• **EXERCISE PROMPT**
Find each line with the string "fija" and report it.

• **RECORDED DATA**
────────────────

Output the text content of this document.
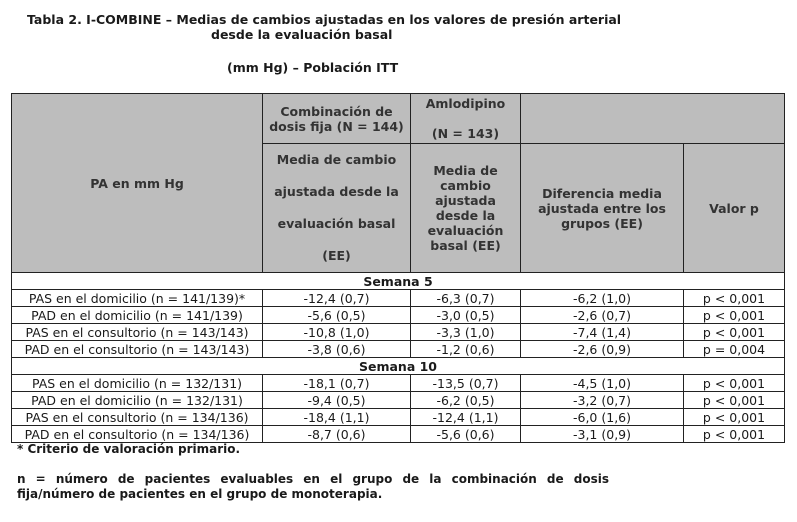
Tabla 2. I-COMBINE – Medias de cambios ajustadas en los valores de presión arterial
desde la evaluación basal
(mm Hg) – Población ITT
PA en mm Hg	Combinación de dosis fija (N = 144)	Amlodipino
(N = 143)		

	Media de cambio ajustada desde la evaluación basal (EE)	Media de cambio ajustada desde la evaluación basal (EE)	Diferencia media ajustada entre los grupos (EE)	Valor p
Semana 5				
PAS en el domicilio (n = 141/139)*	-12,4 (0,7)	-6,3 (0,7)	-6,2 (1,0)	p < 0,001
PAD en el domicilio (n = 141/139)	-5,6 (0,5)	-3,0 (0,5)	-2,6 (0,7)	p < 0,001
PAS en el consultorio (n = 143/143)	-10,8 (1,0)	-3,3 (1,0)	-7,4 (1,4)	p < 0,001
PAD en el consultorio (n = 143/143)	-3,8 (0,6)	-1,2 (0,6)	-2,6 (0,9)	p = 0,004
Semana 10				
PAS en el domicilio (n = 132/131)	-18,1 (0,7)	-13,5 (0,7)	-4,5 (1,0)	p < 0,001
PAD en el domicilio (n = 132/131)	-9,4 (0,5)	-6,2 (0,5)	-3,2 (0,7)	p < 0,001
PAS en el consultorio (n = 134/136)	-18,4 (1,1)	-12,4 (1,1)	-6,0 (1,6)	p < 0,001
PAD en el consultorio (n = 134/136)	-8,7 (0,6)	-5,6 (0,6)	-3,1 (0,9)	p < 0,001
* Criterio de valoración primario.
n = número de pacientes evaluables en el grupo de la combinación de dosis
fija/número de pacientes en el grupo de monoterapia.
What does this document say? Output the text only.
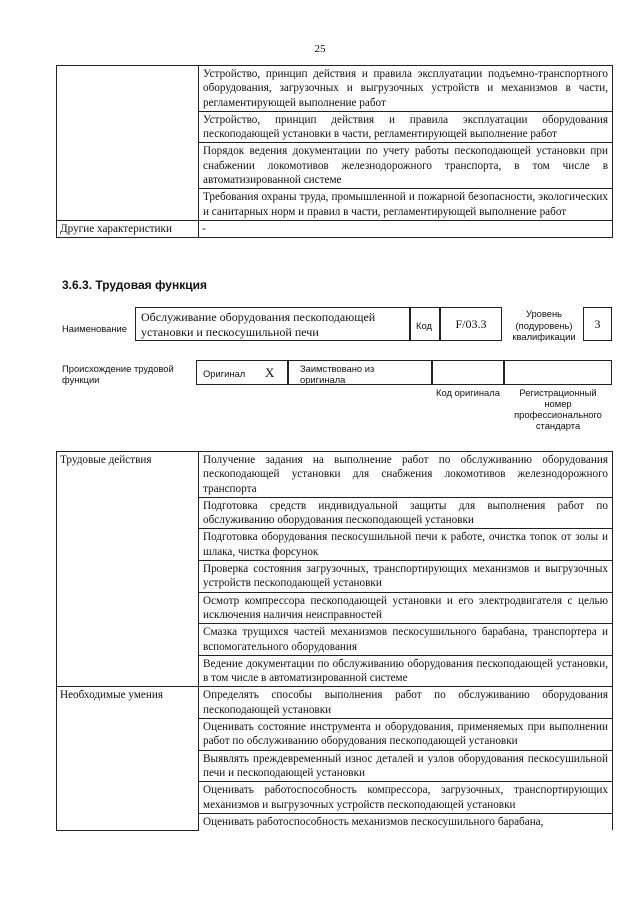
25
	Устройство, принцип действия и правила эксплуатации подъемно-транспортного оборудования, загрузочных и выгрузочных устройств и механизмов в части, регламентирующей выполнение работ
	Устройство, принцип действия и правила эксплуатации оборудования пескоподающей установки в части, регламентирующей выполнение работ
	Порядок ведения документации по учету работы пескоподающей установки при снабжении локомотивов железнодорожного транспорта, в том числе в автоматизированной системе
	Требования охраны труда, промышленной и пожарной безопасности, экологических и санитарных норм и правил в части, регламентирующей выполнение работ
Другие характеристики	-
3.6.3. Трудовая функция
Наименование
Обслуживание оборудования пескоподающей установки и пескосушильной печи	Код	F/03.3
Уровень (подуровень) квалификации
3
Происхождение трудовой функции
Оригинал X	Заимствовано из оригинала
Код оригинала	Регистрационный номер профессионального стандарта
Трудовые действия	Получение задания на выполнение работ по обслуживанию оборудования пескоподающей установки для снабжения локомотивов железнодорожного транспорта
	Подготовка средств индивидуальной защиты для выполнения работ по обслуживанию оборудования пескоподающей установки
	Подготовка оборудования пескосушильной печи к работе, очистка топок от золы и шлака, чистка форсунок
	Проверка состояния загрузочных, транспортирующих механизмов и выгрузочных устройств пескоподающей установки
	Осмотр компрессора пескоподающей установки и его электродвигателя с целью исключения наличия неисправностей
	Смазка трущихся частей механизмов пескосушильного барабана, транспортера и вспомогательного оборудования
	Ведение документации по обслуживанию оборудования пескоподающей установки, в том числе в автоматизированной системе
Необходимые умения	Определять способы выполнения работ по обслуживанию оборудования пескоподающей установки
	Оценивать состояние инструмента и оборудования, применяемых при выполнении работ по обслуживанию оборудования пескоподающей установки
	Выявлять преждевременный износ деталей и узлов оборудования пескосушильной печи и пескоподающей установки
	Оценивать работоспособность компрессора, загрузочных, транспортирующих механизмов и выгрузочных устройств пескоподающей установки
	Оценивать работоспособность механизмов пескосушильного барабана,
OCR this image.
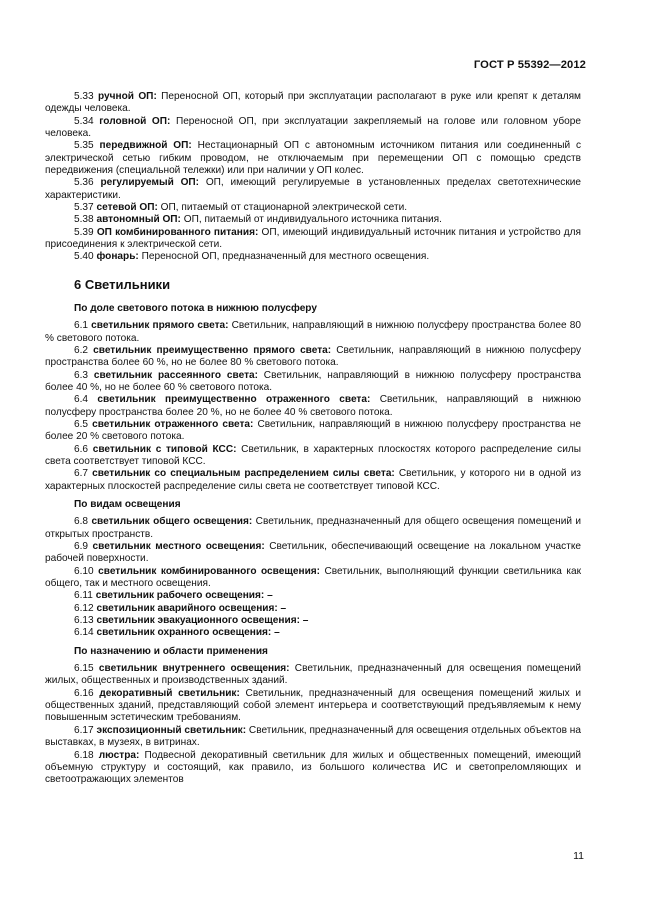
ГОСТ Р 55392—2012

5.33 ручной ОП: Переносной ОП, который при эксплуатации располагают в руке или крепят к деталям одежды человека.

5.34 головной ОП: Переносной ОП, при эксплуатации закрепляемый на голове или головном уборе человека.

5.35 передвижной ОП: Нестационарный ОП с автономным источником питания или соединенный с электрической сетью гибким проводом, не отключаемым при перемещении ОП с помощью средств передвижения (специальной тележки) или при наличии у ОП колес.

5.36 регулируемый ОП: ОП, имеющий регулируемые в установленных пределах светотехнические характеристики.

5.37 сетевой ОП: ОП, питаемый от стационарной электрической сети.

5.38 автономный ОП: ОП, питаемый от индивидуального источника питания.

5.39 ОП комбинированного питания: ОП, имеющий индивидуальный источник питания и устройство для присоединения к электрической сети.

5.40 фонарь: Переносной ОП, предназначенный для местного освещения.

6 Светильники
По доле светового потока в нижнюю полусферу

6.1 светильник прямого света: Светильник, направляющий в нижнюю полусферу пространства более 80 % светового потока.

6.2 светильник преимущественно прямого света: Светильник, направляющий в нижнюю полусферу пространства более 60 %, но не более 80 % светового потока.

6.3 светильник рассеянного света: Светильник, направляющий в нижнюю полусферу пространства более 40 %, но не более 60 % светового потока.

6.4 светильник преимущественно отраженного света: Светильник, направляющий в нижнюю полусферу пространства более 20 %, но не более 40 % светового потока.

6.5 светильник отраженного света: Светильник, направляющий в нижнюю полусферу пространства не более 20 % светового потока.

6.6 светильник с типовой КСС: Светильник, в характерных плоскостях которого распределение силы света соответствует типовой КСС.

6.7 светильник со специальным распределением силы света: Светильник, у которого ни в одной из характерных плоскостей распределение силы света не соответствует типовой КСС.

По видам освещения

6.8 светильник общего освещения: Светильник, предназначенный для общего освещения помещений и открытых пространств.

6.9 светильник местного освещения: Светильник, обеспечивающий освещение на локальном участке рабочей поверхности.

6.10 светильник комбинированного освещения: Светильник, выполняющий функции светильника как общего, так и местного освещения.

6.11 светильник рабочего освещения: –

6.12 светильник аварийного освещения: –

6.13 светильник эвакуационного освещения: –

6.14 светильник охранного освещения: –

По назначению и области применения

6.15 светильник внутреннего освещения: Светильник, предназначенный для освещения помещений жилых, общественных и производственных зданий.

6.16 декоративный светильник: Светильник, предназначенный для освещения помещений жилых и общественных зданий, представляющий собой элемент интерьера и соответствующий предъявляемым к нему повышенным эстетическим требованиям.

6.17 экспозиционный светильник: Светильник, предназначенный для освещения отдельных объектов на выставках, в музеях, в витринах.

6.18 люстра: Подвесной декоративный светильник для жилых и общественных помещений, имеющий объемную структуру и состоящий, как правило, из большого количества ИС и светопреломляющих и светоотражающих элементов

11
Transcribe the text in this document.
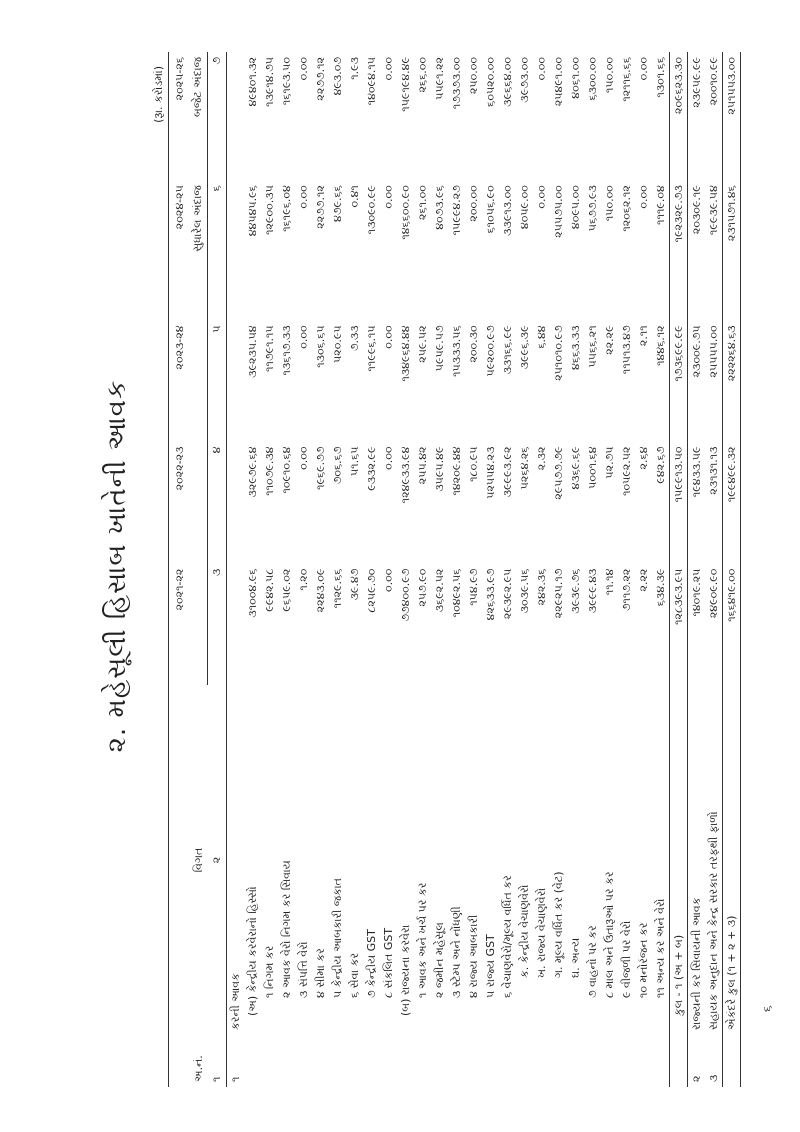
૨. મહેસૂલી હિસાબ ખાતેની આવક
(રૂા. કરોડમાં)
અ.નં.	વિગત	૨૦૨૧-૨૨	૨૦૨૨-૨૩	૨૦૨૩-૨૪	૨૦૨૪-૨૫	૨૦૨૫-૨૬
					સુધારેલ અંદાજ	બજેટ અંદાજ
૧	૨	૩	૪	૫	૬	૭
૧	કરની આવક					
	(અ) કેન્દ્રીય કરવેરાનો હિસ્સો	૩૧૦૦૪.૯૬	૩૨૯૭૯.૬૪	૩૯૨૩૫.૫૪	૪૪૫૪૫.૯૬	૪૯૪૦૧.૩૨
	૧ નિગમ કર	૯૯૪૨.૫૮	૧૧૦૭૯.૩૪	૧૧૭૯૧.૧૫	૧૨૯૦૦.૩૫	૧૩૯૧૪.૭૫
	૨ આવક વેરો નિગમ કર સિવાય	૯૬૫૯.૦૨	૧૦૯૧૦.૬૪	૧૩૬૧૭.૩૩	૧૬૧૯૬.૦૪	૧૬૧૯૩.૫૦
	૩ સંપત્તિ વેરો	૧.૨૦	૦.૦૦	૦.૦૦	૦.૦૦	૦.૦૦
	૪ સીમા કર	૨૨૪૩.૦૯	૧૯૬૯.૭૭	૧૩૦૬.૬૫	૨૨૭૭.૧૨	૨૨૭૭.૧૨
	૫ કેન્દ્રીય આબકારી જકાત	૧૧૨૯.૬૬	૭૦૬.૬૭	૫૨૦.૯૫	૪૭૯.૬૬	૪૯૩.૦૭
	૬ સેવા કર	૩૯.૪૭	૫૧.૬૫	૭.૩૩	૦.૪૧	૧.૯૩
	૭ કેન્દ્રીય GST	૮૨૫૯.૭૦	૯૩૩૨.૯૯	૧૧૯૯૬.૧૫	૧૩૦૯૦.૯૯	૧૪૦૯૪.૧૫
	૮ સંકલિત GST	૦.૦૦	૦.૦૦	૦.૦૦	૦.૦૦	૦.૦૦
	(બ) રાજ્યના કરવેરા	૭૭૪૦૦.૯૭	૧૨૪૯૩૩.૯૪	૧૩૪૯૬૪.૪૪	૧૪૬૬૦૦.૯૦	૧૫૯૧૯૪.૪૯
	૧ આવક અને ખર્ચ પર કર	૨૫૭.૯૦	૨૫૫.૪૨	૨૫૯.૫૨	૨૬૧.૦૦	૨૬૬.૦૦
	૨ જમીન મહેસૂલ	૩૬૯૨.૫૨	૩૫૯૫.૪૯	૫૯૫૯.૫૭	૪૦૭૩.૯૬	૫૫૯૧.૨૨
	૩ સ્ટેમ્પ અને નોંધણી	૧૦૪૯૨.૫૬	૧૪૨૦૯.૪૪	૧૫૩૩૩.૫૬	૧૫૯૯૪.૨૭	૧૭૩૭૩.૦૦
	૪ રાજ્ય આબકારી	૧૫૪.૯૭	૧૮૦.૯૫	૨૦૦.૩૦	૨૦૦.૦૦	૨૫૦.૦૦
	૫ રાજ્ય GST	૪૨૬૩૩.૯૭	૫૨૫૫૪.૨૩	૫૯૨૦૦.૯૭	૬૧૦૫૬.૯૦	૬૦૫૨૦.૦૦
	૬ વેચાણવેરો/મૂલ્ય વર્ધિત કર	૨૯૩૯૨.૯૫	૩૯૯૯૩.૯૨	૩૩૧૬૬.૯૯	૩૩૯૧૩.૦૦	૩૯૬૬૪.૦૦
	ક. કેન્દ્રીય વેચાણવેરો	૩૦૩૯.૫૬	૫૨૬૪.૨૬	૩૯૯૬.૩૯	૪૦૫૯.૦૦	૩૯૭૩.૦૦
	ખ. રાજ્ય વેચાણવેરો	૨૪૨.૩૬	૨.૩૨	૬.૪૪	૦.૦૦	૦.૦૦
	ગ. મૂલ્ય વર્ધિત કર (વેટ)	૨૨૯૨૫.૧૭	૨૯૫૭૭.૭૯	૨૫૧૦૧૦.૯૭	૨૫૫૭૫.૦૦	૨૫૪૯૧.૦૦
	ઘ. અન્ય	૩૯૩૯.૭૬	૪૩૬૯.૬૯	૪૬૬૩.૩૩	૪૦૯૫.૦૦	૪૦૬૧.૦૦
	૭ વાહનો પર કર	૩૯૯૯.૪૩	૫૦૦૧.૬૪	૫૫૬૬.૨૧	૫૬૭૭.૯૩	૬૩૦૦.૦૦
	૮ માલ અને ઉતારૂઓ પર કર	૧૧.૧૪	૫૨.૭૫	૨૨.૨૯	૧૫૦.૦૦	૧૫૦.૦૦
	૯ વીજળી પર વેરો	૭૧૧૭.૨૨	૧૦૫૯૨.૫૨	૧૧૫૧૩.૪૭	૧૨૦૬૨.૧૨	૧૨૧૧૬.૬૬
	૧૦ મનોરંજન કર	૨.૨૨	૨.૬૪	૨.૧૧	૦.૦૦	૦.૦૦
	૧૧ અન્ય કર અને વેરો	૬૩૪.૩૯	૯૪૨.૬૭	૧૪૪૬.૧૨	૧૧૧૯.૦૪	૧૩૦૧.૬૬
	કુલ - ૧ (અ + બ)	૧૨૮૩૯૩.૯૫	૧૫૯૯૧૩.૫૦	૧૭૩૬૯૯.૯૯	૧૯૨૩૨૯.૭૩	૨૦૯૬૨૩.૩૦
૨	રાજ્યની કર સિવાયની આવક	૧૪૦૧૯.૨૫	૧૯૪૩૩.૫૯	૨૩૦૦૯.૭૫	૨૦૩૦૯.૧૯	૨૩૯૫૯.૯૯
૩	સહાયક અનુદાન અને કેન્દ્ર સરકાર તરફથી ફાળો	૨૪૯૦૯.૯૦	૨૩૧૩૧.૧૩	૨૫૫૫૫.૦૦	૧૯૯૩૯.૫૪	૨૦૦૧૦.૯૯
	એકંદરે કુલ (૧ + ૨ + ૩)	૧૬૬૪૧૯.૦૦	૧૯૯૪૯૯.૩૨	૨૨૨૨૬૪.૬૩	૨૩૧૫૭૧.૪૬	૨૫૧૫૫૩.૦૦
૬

────────────────

• **CORRECT ANSWER**
PA en mm Hg	Combinación de dosis fija (N = 144)	Amlodipino
fija/número de pacientes en el grupo de monoterapia.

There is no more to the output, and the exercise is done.